Material>
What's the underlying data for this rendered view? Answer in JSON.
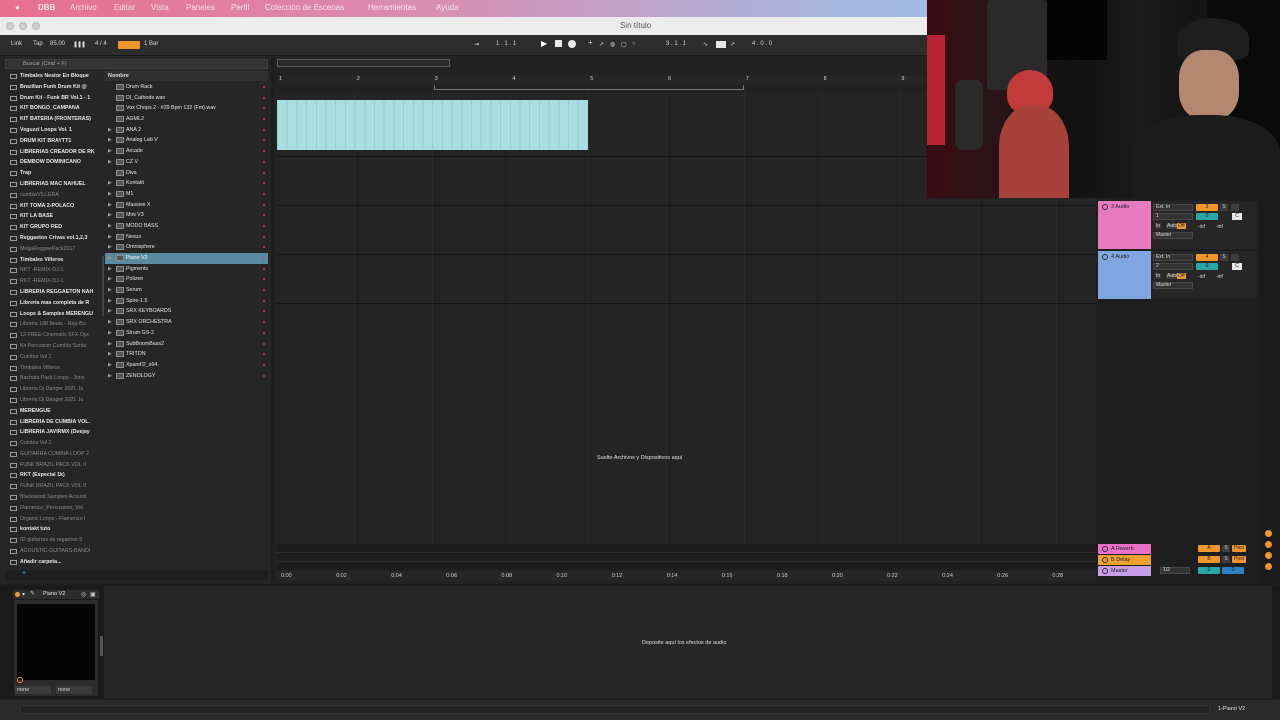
{
  "menubar": {
    "items": [
      "Archivo",
      "Editar",
      "Vista",
      "Paneles",
      "Perfil",
      "Colección de Escenas",
      "Herramientas",
      "Ayuda"
    ]
  },
  "window": {
    "title": "Sin título"
  },
  "transport": {
    "link": "Link",
    "tap": "Tap",
    "tempo": "85.00",
    "time_sig": "4 / 4",
    "quantize": "1 Bar",
    "position": "1 .   1 .   1",
    "loop_start": "3 .   1 .   1",
    "loop_length": "4 .   0 .   0"
  },
  "browser": {
    "search_placeholder": "Buscar (Cmd + F)",
    "sidebar": [
      {
        "label": "Timbales Nestor En Bloque",
        "dim": false
      },
      {
        "label": "Brazilian Funk Drum Kit @",
        "dim": false
      },
      {
        "label": "Drum Kit - Funk BR Vol.1 - 1",
        "dim": false
      },
      {
        "label": "KIT BONGO_CAMPANA",
        "dim": false
      },
      {
        "label": "KIT BATERIA (FRONTERAS)",
        "dim": false
      },
      {
        "label": "Veguzzi Loops Vol. 1",
        "dim": false
      },
      {
        "label": "DRUM KIT BRAYTT1",
        "dim": false
      },
      {
        "label": "LIBRERIAS CREADOR DE RK",
        "dim": false
      },
      {
        "label": "DEMBOW DOMINICANO",
        "dim": false
      },
      {
        "label": "Trap",
        "dim": false
      },
      {
        "label": "LIBRERIAS MAC NAHUEL",
        "dim": false
      },
      {
        "label": "cumbiaVILLERA",
        "dim": true
      },
      {
        "label": "KIT TOMA 2-POLACO",
        "dim": false
      },
      {
        "label": "KIT LA BASE",
        "dim": false
      },
      {
        "label": "KIT GRUPO RED",
        "dim": false
      },
      {
        "label": "Reggaeton Crivas vol.1,2,3",
        "dim": false
      },
      {
        "label": "MegaReggaePack2017",
        "dim": true
      },
      {
        "label": "Timbales Villeros",
        "dim": false
      },
      {
        "label": "RKT -REMIX-DJ-1",
        "dim": true
      },
      {
        "label": "RKT -REMIX-DJ-1",
        "dim": true
      },
      {
        "label": "LIBRERIA REGGAETON NAH",
        "dim": false
      },
      {
        "label": "Libreria mas completa de R",
        "dim": false
      },
      {
        "label": "Loops & Samples MERENGU",
        "dim": false
      },
      {
        "label": "Libreria 188 Beats - Rap-Bo",
        "dim": true
      },
      {
        "label": "12 FREE Cinematic SFX Opc",
        "dim": true
      },
      {
        "label": "Kit Percusion Cumbia Santa",
        "dim": true
      },
      {
        "label": "Cumbia Vol 1",
        "dim": true
      },
      {
        "label": "Timbales Villeros",
        "dim": true
      },
      {
        "label": "Bachata Pack Loops - Joris",
        "dim": true
      },
      {
        "label": "Libreria Dj Danger 2021 Ju",
        "dim": true
      },
      {
        "label": "Libreria Dj Danger 2021 Ju",
        "dim": true
      },
      {
        "label": "MERENGUE",
        "dim": false
      },
      {
        "label": "LIBRERIA DE CUMBIA VOL.",
        "dim": false
      },
      {
        "label": "LIBRERIA JAVIRMX (Deejay",
        "dim": false
      },
      {
        "label": "Cumbia Vol 1",
        "dim": true
      },
      {
        "label": "GUITARRA CUMBIA LOOP 2",
        "dim": true
      },
      {
        "label": "FUNK BRAZIL PACK VOL II",
        "dim": true
      },
      {
        "label": "RKT (Especial 1k)",
        "dim": false
      },
      {
        "label": "FUNK BRAZIL PACK VOL II",
        "dim": true
      },
      {
        "label": "Blackwood Samples Acousti",
        "dim": true
      },
      {
        "label": "Flamenco_Percussion_Vol.",
        "dim": true
      },
      {
        "label": "Organic Loops - Flamenco I",
        "dim": true
      },
      {
        "label": "kontakt tuto",
        "dim": false
      },
      {
        "label": "02 guitarras de regaeton 9",
        "dim": true
      },
      {
        "label": "ACOUSTIC-GUITARS-BANDI",
        "dim": true
      },
      {
        "label": "Añadir carpeta...",
        "dim": false
      }
    ],
    "content_header": "Nombre",
    "content": [
      {
        "label": "Drum Rack",
        "arrow": false,
        "dot": false
      },
      {
        "label": "DI_Cathode.wav",
        "arrow": false,
        "dot": false
      },
      {
        "label": "Vox Chops 2 - #29 Bpm 132 (Fm).wav",
        "arrow": false,
        "dot": false
      },
      {
        "label": "AGML2",
        "arrow": false,
        "dot": false
      },
      {
        "label": "ANA 2",
        "arrow": true,
        "dot": false
      },
      {
        "label": "Analog Lab V",
        "arrow": true,
        "dot": false
      },
      {
        "label": "Arcade",
        "arrow": true,
        "dot": false
      },
      {
        "label": "CZ V",
        "arrow": true,
        "dot": false
      },
      {
        "label": "Diva",
        "arrow": false,
        "dot": false
      },
      {
        "label": "Kontakt",
        "arrow": true,
        "dot": false
      },
      {
        "label": "M1",
        "arrow": true,
        "dot": false
      },
      {
        "label": "Massive X",
        "arrow": true,
        "dot": false
      },
      {
        "label": "Mini V3",
        "arrow": true,
        "dot": false
      },
      {
        "label": "MODO BASS",
        "arrow": true,
        "dot": false
      },
      {
        "label": "Nexus",
        "arrow": true,
        "dot": false
      },
      {
        "label": "Omnisphere",
        "arrow": true,
        "dot": false
      },
      {
        "label": "Piano V2",
        "arrow": true,
        "dot": false,
        "selected": true
      },
      {
        "label": "Pigments",
        "arrow": true,
        "dot": false
      },
      {
        "label": "Polizen",
        "arrow": true,
        "dot": false
      },
      {
        "label": "Serum",
        "arrow": true,
        "dot": false
      },
      {
        "label": "Spire-1.5",
        "arrow": true,
        "dot": false
      },
      {
        "label": "SRX KEYBOARDS",
        "arrow": true,
        "dot": false
      },
      {
        "label": "SRX ORCHESTRA",
        "arrow": true,
        "dot": false
      },
      {
        "label": "Strum GS-2",
        "arrow": true,
        "dot": true
      },
      {
        "label": "SubBoomBass2",
        "arrow": true,
        "dot": false
      },
      {
        "label": "TRITON",
        "arrow": true,
        "dot": false
      },
      {
        "label": "Xpand!2_x64",
        "arrow": true,
        "dot": false
      },
      {
        "label": "ZENOLOGY",
        "arrow": true,
        "dot": false
      }
    ]
  },
  "arrangement": {
    "bars": [
      "1",
      "2",
      "3",
      "4",
      "5",
      "6",
      "7",
      "8",
      "9"
    ],
    "drop_text": "Suelte Archivos y Dispositivos aquí",
    "times": [
      "0:00",
      "0:02",
      "0:04",
      "0:06",
      "0:08",
      "0:10",
      "0:12",
      "0:14",
      "0:16",
      "0:18",
      "0:20",
      "0:22",
      "0:24",
      "0:26",
      "0:28"
    ],
    "clip_color": "#a9dde0"
  },
  "mixer": {
    "tracks": [
      {
        "name": "3 Audio",
        "color": "#e87ac0",
        "input": "Ext. In",
        "channel": "1",
        "num": "3",
        "monitor": [
          "In",
          "Auto",
          "Off"
        ],
        "vol": [
          "-inf",
          "-inf"
        ],
        "pan": "C",
        "output": "Master"
      },
      {
        "name": "4 Audio",
        "color": "#7fa6e0",
        "input": "Ext. In",
        "channel": "2",
        "num": "4",
        "monitor": [
          "In",
          "Auto",
          "Off"
        ],
        "vol": [
          "-inf",
          "-inf"
        ],
        "pan": "C",
        "output": "Master"
      }
    ],
    "returns": [
      {
        "name": "A Reverb",
        "color": "#e870c8",
        "letter": "A",
        "post": "Post"
      },
      {
        "name": "B Delay",
        "color": "#f0a030",
        "letter": "B",
        "post": "Post"
      },
      {
        "name": "Master",
        "color": "#c89ee8",
        "letter": "",
        "post": "",
        "ratio": "1/2"
      }
    ],
    "solo_label": "S",
    "zero": "0"
  },
  "device": {
    "title": "Piano V2",
    "selectors": [
      "none",
      "none"
    ],
    "fx_drop_text": "Deposite aquí los efectos de audio"
  },
  "status": {
    "track": "1-Piano V2"
  }
}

Aim> Using the records above, copy every line that has the word "name" in it.

Exercise response>
        "name": "3 Audio",
        "name": "4 Audio",
        "name": "A Reverb",
        "name": "B Delay",
        "name": "Master",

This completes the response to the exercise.